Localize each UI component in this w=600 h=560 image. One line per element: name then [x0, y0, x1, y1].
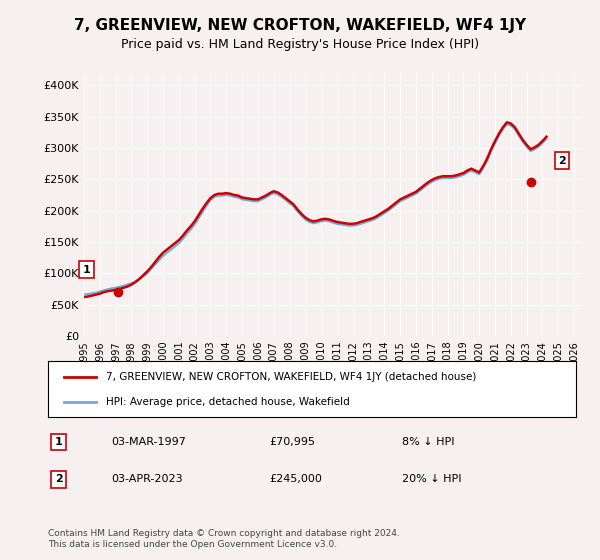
Text: £245,000: £245,000 — [270, 474, 323, 484]
Text: Price paid vs. HM Land Registry's House Price Index (HPI): Price paid vs. HM Land Registry's House … — [121, 38, 479, 52]
Text: £70,995: £70,995 — [270, 437, 316, 447]
Text: 1: 1 — [55, 437, 62, 447]
Text: 2: 2 — [559, 156, 566, 166]
Text: 03-APR-2023: 03-APR-2023 — [112, 474, 183, 484]
Text: Contains HM Land Registry data © Crown copyright and database right 2024.
This d: Contains HM Land Registry data © Crown c… — [48, 529, 400, 549]
Text: 2: 2 — [55, 474, 62, 484]
Text: 20% ↓ HPI: 20% ↓ HPI — [402, 474, 461, 484]
Text: 03-MAR-1997: 03-MAR-1997 — [112, 437, 186, 447]
Text: 8% ↓ HPI: 8% ↓ HPI — [402, 437, 454, 447]
Text: HPI: Average price, detached house, Wakefield: HPI: Average price, detached house, Wake… — [106, 396, 350, 407]
Text: 7, GREENVIEW, NEW CROFTON, WAKEFIELD, WF4 1JY: 7, GREENVIEW, NEW CROFTON, WAKEFIELD, WF… — [74, 18, 526, 32]
Text: 1: 1 — [83, 264, 91, 274]
Text: 7, GREENVIEW, NEW CROFTON, WAKEFIELD, WF4 1JY (detached house): 7, GREENVIEW, NEW CROFTON, WAKEFIELD, WF… — [106, 372, 476, 382]
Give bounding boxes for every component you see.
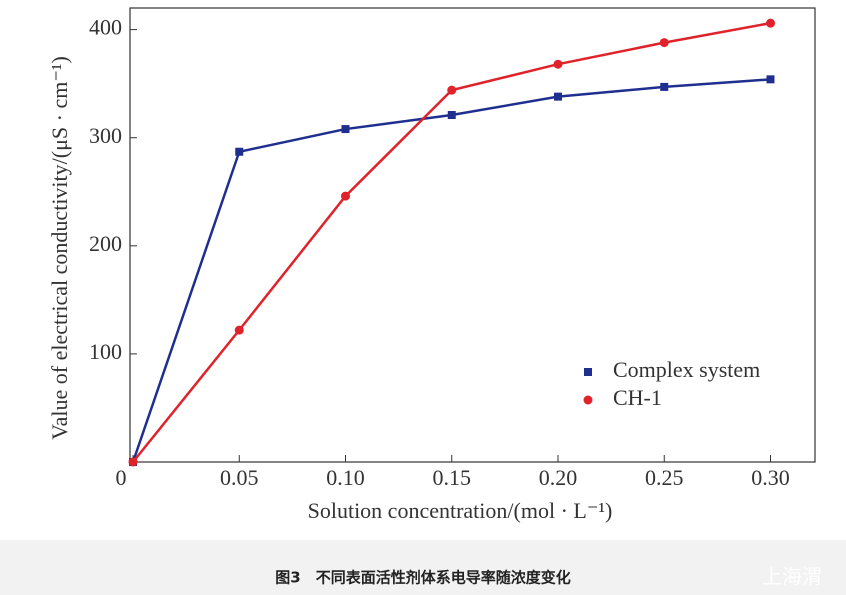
marker <box>766 75 775 84</box>
marker <box>235 147 244 156</box>
x-tick-label: 0.20 <box>539 465 578 490</box>
x-tick-label: 0.15 <box>433 465 472 490</box>
marker <box>659 38 669 48</box>
plot-frame <box>129 7 816 463</box>
y-tick-label: 300 <box>89 123 122 148</box>
x-tick-label: 0.10 <box>326 465 365 490</box>
caption: 图3 不同表面活性剂体系电导率随浓度变化 <box>275 569 570 587</box>
x-tick-label: 0.25 <box>645 465 684 490</box>
marker <box>447 111 456 120</box>
y-tick-label: 200 <box>89 231 122 256</box>
y-tick-label: 400 <box>89 15 122 40</box>
legend-label: CH-1 <box>613 385 662 410</box>
x-tick-label: 0 <box>116 465 127 490</box>
x-tick-label: 0.05 <box>220 465 259 490</box>
y-tick-label: 100 <box>89 339 122 364</box>
x-tick-label: 0.30 <box>751 465 790 490</box>
marker <box>341 125 350 134</box>
legend-marker <box>583 395 593 405</box>
watermark: 上海渭 <box>762 565 822 589</box>
marker <box>128 457 138 467</box>
x-axis-label: Solution concentration/(mol · L⁻¹) <box>308 498 613 523</box>
marker <box>341 191 350 201</box>
marker <box>553 59 563 69</box>
caption-band <box>0 540 846 595</box>
marker <box>660 82 669 91</box>
marker <box>766 18 775 28</box>
series-line <box>131 78 771 463</box>
y-axis-label: Value of electrical conductivity/(μS · c… <box>47 56 72 440</box>
marker <box>554 92 562 101</box>
marker <box>447 85 457 95</box>
marker <box>234 325 244 335</box>
legend-marker <box>584 368 592 376</box>
legend-label: Complex system <box>613 357 760 382</box>
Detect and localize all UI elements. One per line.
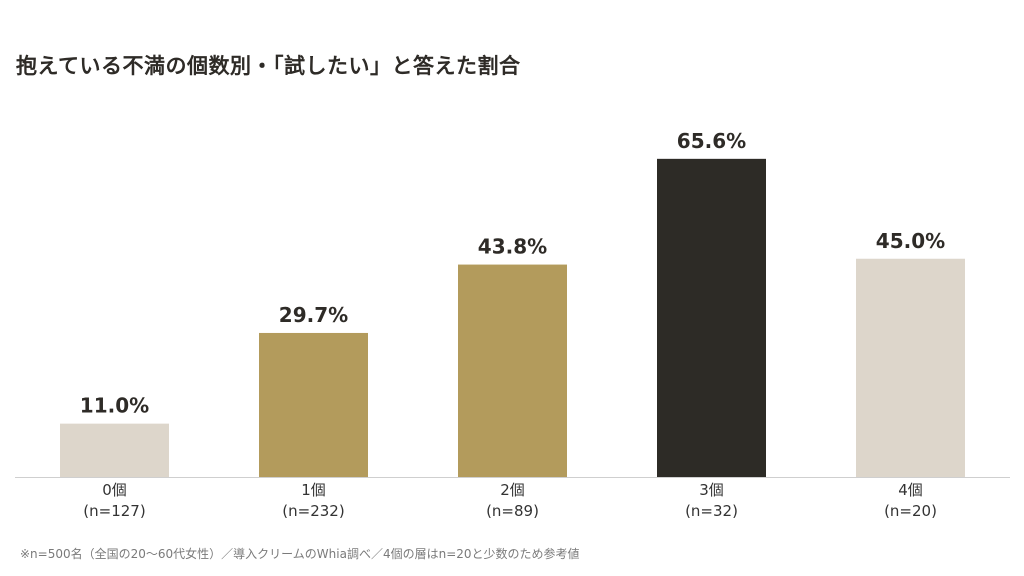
chart-title: 抱えている不満の個数別・「試したい」と答えた割合 bbox=[16, 54, 521, 78]
category-label-1: 1個 bbox=[301, 481, 326, 499]
bar-1 bbox=[259, 332, 368, 477]
bar-4 bbox=[856, 258, 965, 477]
sample-size-label-1: (n=232) bbox=[282, 502, 344, 520]
category-label-4: 4個 bbox=[898, 481, 923, 499]
value-label-3: 65.6% bbox=[677, 129, 746, 153]
value-label-2: 43.8% bbox=[478, 235, 547, 259]
value-label-4: 45.0% bbox=[876, 229, 945, 253]
bar-3 bbox=[657, 158, 766, 477]
bar-2 bbox=[458, 264, 567, 477]
category-label-2: 2個 bbox=[500, 481, 525, 499]
value-label-0: 11.0% bbox=[80, 394, 149, 418]
bar-0 bbox=[60, 423, 169, 477]
sample-size-label-3: (n=32) bbox=[685, 502, 738, 520]
sample-size-label-2: (n=89) bbox=[486, 502, 539, 520]
bar-chart: 11.0% 0個 (n=127) 29.7% 1個 (n=232) 43.8% 2個 (n=89… bbox=[15, 129, 1010, 520]
sample-size-label-4: (n=20) bbox=[884, 502, 937, 520]
sample-size-label-0: (n=127) bbox=[83, 502, 145, 520]
value-label-1: 29.7% bbox=[279, 303, 348, 327]
category-label-0: 0個 bbox=[102, 481, 127, 499]
footnote: ※n=500名（全国の20〜60代女性）／導入クリームのWhia調べ／4個の層は… bbox=[20, 547, 580, 561]
category-label-3: 3個 bbox=[699, 481, 724, 499]
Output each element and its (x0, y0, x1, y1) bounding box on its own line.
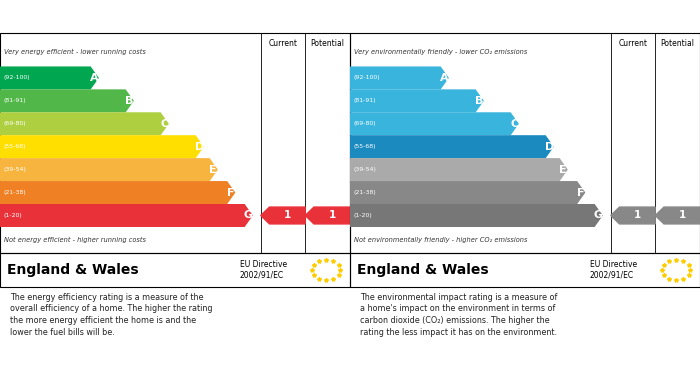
Text: F: F (227, 188, 235, 197)
Text: EU Directive
2002/91/EC: EU Directive 2002/91/EC (239, 260, 287, 280)
Text: (39-54): (39-54) (354, 167, 377, 172)
Text: A: A (440, 73, 449, 83)
Text: Energy Efficiency Rating: Energy Efficiency Rating (6, 11, 150, 22)
Text: The environmental impact rating is a measure of
a home's impact on the environme: The environmental impact rating is a mea… (360, 292, 558, 337)
Polygon shape (0, 159, 217, 180)
Polygon shape (0, 90, 133, 112)
Text: (1-20): (1-20) (354, 213, 372, 218)
Text: The energy efficiency rating is a measure of the
overall efficiency of a home. T: The energy efficiency rating is a measur… (10, 292, 213, 337)
Text: England & Wales: England & Wales (7, 263, 139, 277)
Text: (55-68): (55-68) (354, 144, 376, 149)
Text: Potential: Potential (661, 39, 694, 48)
Text: E: E (209, 165, 217, 175)
Text: 1: 1 (634, 210, 641, 221)
Text: (81-91): (81-91) (4, 99, 26, 103)
Polygon shape (350, 113, 518, 135)
Text: (21-38): (21-38) (354, 190, 377, 195)
Polygon shape (0, 113, 168, 135)
Text: A: A (90, 73, 99, 83)
Text: 1: 1 (284, 210, 291, 221)
Text: (69-80): (69-80) (354, 121, 376, 126)
Polygon shape (350, 159, 567, 180)
Polygon shape (0, 136, 203, 158)
Text: Potential: Potential (311, 39, 344, 48)
Polygon shape (0, 205, 252, 226)
Polygon shape (0, 182, 234, 203)
Text: 1: 1 (328, 210, 335, 221)
Text: B: B (475, 96, 483, 106)
Text: D: D (195, 142, 204, 152)
Polygon shape (610, 207, 655, 224)
Text: (21-38): (21-38) (4, 190, 27, 195)
Text: Not environmentally friendly - higher CO₂ emissions: Not environmentally friendly - higher CO… (354, 237, 527, 243)
Text: 1: 1 (678, 210, 685, 221)
Text: (55-68): (55-68) (4, 144, 26, 149)
Text: England & Wales: England & Wales (357, 263, 489, 277)
Polygon shape (305, 207, 350, 224)
Text: Very energy efficient - lower running costs: Very energy efficient - lower running co… (4, 49, 146, 55)
Text: G: G (594, 210, 603, 221)
Text: F: F (577, 188, 584, 197)
Text: Not energy efficient - higher running costs: Not energy efficient - higher running co… (4, 237, 146, 243)
Text: Current: Current (269, 39, 298, 48)
Polygon shape (0, 67, 98, 89)
Text: B: B (125, 96, 133, 106)
Text: (1-20): (1-20) (4, 213, 22, 218)
Text: C: C (510, 119, 518, 129)
Polygon shape (655, 207, 700, 224)
Text: (69-80): (69-80) (4, 121, 26, 126)
Polygon shape (350, 182, 584, 203)
Text: (39-54): (39-54) (4, 167, 27, 172)
Text: E: E (559, 165, 567, 175)
Text: EU Directive
2002/91/EC: EU Directive 2002/91/EC (589, 260, 637, 280)
Text: (92-100): (92-100) (4, 75, 30, 81)
Text: (92-100): (92-100) (354, 75, 380, 81)
Polygon shape (350, 90, 483, 112)
Text: Very environmentally friendly - lower CO₂ emissions: Very environmentally friendly - lower CO… (354, 49, 527, 55)
Text: G: G (244, 210, 253, 221)
Text: C: C (160, 119, 168, 129)
Polygon shape (350, 67, 448, 89)
Text: D: D (545, 142, 554, 152)
Text: (81-91): (81-91) (354, 99, 376, 103)
Polygon shape (350, 136, 553, 158)
Text: Current: Current (619, 39, 648, 48)
Polygon shape (350, 205, 602, 226)
Polygon shape (260, 207, 305, 224)
Text: Environmental Impact (CO₂) Rating: Environmental Impact (CO₂) Rating (355, 11, 561, 22)
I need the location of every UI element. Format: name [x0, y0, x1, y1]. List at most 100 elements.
# # # # #
▶ 任务内容
照原样复制从包含“Text: £245,000: £245,000”的那一行开始、到包含“Text: HPI: Average”的那一行结束的各行，首尾两行都要包括。

▶ 完整答案
Text: £245,000: £245,000 — [270, 474, 323, 484]
Text: Price paid vs. HM Land Registry's House Price Index (HPI): Price paid vs. HM Land Registry's House … — [121, 38, 479, 52]
Text: £70,995: £70,995 — [270, 437, 316, 447]
Text: 1: 1 — [55, 437, 62, 447]
Text: 2: 2 — [559, 156, 566, 166]
Text: 03-APR-2023: 03-APR-2023 — [112, 474, 183, 484]
Text: Contains HM Land Registry data © Crown copyright and database right 2024.
This d: Contains HM Land Registry data © Crown c… — [48, 529, 400, 549]
Text: 2: 2 — [55, 474, 62, 484]
Text: 20% ↓ HPI: 20% ↓ HPI — [402, 474, 461, 484]
Text: 03-MAR-1997: 03-MAR-1997 — [112, 437, 186, 447]
Text: 8% ↓ HPI: 8% ↓ HPI — [402, 437, 454, 447]
Text: HPI: Average price, detached house, Wakefield: HPI: Average price, detached house, Wake… — [106, 396, 350, 407]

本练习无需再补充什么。